== Set problem ==
Return the complete listing that follows, with each line reproduced exactly.

==================================================

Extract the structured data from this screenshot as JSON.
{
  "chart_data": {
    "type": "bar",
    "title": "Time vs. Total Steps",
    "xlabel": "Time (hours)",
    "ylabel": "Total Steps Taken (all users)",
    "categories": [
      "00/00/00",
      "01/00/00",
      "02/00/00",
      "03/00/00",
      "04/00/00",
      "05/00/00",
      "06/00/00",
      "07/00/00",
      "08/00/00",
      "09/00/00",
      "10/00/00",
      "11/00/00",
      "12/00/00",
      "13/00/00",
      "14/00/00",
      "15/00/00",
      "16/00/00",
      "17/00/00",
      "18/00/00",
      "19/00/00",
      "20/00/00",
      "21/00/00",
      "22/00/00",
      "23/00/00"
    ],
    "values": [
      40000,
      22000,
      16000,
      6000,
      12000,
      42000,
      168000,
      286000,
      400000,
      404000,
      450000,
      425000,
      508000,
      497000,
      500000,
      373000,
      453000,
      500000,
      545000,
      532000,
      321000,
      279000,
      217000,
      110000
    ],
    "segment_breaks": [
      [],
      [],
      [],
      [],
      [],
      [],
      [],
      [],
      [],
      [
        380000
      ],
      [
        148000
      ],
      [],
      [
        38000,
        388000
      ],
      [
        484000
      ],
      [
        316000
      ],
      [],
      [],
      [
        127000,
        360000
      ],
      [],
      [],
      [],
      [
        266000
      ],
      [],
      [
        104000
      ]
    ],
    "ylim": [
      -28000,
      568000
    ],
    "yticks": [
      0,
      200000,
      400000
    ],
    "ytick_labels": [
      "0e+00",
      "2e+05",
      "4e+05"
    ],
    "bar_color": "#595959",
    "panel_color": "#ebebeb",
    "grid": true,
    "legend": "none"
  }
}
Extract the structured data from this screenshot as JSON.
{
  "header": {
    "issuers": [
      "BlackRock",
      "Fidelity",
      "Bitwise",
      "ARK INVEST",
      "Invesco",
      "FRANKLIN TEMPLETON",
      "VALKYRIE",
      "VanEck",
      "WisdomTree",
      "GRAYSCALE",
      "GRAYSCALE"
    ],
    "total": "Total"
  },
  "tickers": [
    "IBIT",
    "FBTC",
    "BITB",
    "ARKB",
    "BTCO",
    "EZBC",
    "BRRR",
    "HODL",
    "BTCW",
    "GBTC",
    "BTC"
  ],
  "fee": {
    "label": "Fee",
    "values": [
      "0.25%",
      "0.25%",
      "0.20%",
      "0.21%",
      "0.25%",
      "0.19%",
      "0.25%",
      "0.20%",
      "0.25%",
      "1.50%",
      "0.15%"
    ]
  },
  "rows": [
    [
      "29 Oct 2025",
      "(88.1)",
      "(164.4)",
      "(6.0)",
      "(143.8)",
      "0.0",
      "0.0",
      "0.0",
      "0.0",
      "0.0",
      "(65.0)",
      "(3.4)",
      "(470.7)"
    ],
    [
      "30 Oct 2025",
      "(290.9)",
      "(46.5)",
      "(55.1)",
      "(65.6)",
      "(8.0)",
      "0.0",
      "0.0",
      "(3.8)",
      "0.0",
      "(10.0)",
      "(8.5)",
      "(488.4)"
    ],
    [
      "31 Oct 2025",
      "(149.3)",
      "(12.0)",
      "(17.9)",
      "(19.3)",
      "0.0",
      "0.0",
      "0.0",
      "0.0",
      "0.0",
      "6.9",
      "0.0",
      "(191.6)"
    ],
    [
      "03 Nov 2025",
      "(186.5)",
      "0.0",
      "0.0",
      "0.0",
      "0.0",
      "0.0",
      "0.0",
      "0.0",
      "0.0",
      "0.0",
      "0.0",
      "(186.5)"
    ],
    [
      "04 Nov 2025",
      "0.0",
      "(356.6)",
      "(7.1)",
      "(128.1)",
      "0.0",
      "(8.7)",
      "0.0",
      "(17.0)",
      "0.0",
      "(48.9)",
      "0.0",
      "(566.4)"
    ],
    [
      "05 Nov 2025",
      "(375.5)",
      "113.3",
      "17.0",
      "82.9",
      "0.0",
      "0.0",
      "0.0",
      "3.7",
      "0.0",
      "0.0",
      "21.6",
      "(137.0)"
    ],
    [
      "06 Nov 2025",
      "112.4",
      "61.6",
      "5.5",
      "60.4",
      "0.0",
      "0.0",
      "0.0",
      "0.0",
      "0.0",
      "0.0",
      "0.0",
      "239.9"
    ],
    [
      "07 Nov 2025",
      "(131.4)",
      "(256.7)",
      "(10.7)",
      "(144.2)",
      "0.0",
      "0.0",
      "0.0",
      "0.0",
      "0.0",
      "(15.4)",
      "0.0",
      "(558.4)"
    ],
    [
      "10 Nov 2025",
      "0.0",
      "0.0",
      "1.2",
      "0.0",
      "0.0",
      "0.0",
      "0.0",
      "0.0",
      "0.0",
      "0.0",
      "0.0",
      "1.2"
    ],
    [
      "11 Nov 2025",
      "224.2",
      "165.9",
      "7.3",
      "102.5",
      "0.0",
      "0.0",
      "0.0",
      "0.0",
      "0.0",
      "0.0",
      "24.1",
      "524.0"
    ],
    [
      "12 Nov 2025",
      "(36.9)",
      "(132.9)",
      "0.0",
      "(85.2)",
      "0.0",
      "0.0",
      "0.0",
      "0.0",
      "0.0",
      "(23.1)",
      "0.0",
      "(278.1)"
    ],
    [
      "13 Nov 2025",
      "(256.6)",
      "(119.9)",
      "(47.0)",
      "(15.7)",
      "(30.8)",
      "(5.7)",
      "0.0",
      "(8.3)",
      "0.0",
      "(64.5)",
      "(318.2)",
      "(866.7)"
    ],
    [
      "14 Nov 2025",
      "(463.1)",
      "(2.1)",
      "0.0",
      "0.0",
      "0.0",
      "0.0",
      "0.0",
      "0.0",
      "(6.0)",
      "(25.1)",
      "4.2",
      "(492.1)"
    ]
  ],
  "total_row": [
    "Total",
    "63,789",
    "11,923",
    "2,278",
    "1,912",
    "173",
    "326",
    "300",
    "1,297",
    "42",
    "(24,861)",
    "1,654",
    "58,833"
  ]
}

==================================================

== Answer for this exercise ==
Extract the structured data from this screenshot as JSON.
{
  "chart_data": {
    "type": "bar",
    "title": "Time vs. Total Steps",
    "xlabel": "Time (hours)",
    "ylabel": "Total Steps Taken (all users)",
    "categories": [
      "00/00/00",
      "01/00/00",
      "02/00/00",
      "03/00/00",
      "04/00/00",
      "05/00/00",
      "06/00/00",
      "07/00/00",
      "08/00/00",
      "09/00/00",
      "10/00/00",
      "11/00/00",
      "12/00/00",
      "13/00/00",
      "14/00/00",
      "15/00/00",
      "16/00/00",
      "17/00/00",
      "18/00/00",
      "19/00/00",
      "20/00/00",
      "21/00/00",
      "22/00/00",
      "23/00/00"
    ],
    "values": [
      40000,
      22000,
      16000,
      6000,
      12000,
      42000,
      168000,
      286000,
      400000,
      404000,
      450000,
      425000,
      508000,
      497000,
      500000,
      373000,
      453000,
      500000,
      545000,
      532000,
      321000,
      279000,
      217000,
      110000
    ],
    "segment_breaks": [
      [],
      [],
      [],
      [],
      [],
      [],
      [],
      [],
      [],
      [
        380000
      ],
      [
        148000
      ],
      [],
      [
        38000,
        388000
      ],
      [
        484000
      ],
      [
        316000
      ],
      [],
      [],
      [
        127000,
        360000
      ],
      [],
      [],
      [],
      [
        266000
      ],
      [],
      [
        104000
      ]
    ],
    "ylim": [
      -28000,
      568000
    ],
    "yticks": [
      0,
      200000,
      400000
    ],
    "ytick_labels": [
      "0e+00",
      "2e+05",
      "4e+05"
    ],
    "bar_color": "#595959",
    "panel_color": "#ebebeb",
    "grid": true,
    "legend": "none"
  }
}
Extract the structured data from this screenshot as JSON.
{
  "header": {
    "issuers": [
      "BlackRock",
      "Fidelity",
      "Bitwise",
      "ARK INVEST",
      "Invesco",
      "FRANKLIN TEMPLETON",
      "VALKYRIE",
      "VanEck",
      "WisdomTree",
      "GRAYSCALE",
      "GRAYSCALE"
    ],
    "total": "Total"
  },
  "tickers": [
    "IBIT",
    "FBTC",
    "BITB",
    "ARKB",
    "BTCO",
    "EZBC",
    "BRRR",
    "HODL",
    "BTCW",
    "GBTC",
    "BTC"
  ],
  "fee": {
    "label": "Fee",
    "values": [
      "0.25%",
      "0.25%",
      "0.20%",
      "0.21%",
      "0.25%",
      "0.19%",
      "0.25%",
      "0.20%",
      "0.25%",
      "1.50%",
      "0.15%"
    ]
  },
  "rows": [
    [
      "29 Oct 2025",
      "(88.1)",
      "(164.4)",
      "(6.0)",
      "(143.8)",
      "0.0",
      "0.0",
      "0.0",
      "0.0",
      "0.0",
      "(65.0)",
      "(3.4)",
      "(470.7)"
    ],
    [
      "30 Oct 2025",
      "(290.9)",
      "(46.5)",
      "(55.1)",
      "(65.6)",
      "(8.0)",
      "0.0",
      "0.0",
      "(3.8)",
      "0.0",
      "(10.0)",
      "(8.5)",
      "(488.4)"
    ],
    [
      "31 Oct 2025",
      "(149.3)",
      "(12.0)",
      "(17.9)",
      "(19.3)",
      "0.0",
      "0.0",
      "0.0",
      "0.0",
      "0.0",
      "6.9",
      "0.0",
      "(191.6)"
    ],
    [
      "03 Nov 2025",
      "(186.5)",
      "0.0",
      "0.0",
      "0.0",
      "0.0",
      "0.0",
      "0.0",
      "0.0",
      "0.0",
      "0.0",
      "0.0",
      "(186.5)"
    ],
    [
      "04 Nov 2025",
      "0.0",
      "(356.6)",
      "(7.1)",
      "(128.1)",
      "0.0",
      "(8.7)",
      "0.0",
      "(17.0)",
      "0.0",
      "(48.9)",
      "0.0",
      "(566.4)"
    ],
    [
      "05 Nov 2025",
      "(375.5)",
      "113.3",
      "17.0",
      "82.9",
      "0.0",
      "0.0",
      "0.0",
      "3.7",
      "0.0",
      "0.0",
      "21.6",
      "(137.0)"
    ],
    [
      "06 Nov 2025",
      "112.4",
      "61.6",
      "5.5",
      "60.4",
      "0.0",
      "0.0",
      "0.0",
      "0.0",
      "0.0",
      "0.0",
      "0.0",
      "239.9"
    ],
    [
      "07 Nov 2025",
      "(131.4)",
      "(256.7)",
      "(10.7)",
      "(144.2)",
      "0.0",
      "0.0",
      "0.0",
      "0.0",
      "0.0",
      "(15.4)",
      "0.0",
      "(558.4)"
    ],
    [
      "10 Nov 2025",
      "0.0",
      "0.0",
      "1.2",
      "0.0",
      "0.0",
      "0.0",
      "0.0",
      "0.0",
      "0.0",
      "0.0",
      "0.0",
      "1.2"
    ],
    [
      "11 Nov 2025",
      "224.2",
      "165.9",
      "7.3",
      "102.5",
      "0.0",
      "0.0",
      "0.0",
      "0.0",
      "0.0",
      "0.0",
      "24.1",
      "524.0"
    ],
    [
      "12 Nov 2025",
      "(36.9)",
      "(132.9)",
      "0.0",
      "(85.2)",
      "0.0",
      "0.0",
      "0.0",
      "0.0",
      "0.0",
      "(23.1)",
      "0.0",
      "(278.1)"
    ],
    [
      "13 Nov 2025",
      "(256.6)",
      "(119.9)",
      "(47.0)",
      "(15.7)",
      "(30.8)",
      "(5.7)",
      "0.0",
      "(8.3)",
      "0.0",
      "(64.5)",
      "(318.2)",
      "(866.7)"
    ],
    [
      "14 Nov 2025",
      "(463.1)",
      "(2.1)",
      "0.0",
      "0.0",
      "0.0",
      "0.0",
      "0.0",
      "0.0",
      "(6.0)",
      "(25.1)",
      "4.2",
      "(492.1)"
    ]
  ],
  "total_row": [
    "Total",
    "63,789",
    "11,923",
    "2,278",
    "1,912",
    "173",
    "326",
    "300",
    "1,297",
    "42",
    "(24,861)",
    "1,654",
    "58,833"
  ]
}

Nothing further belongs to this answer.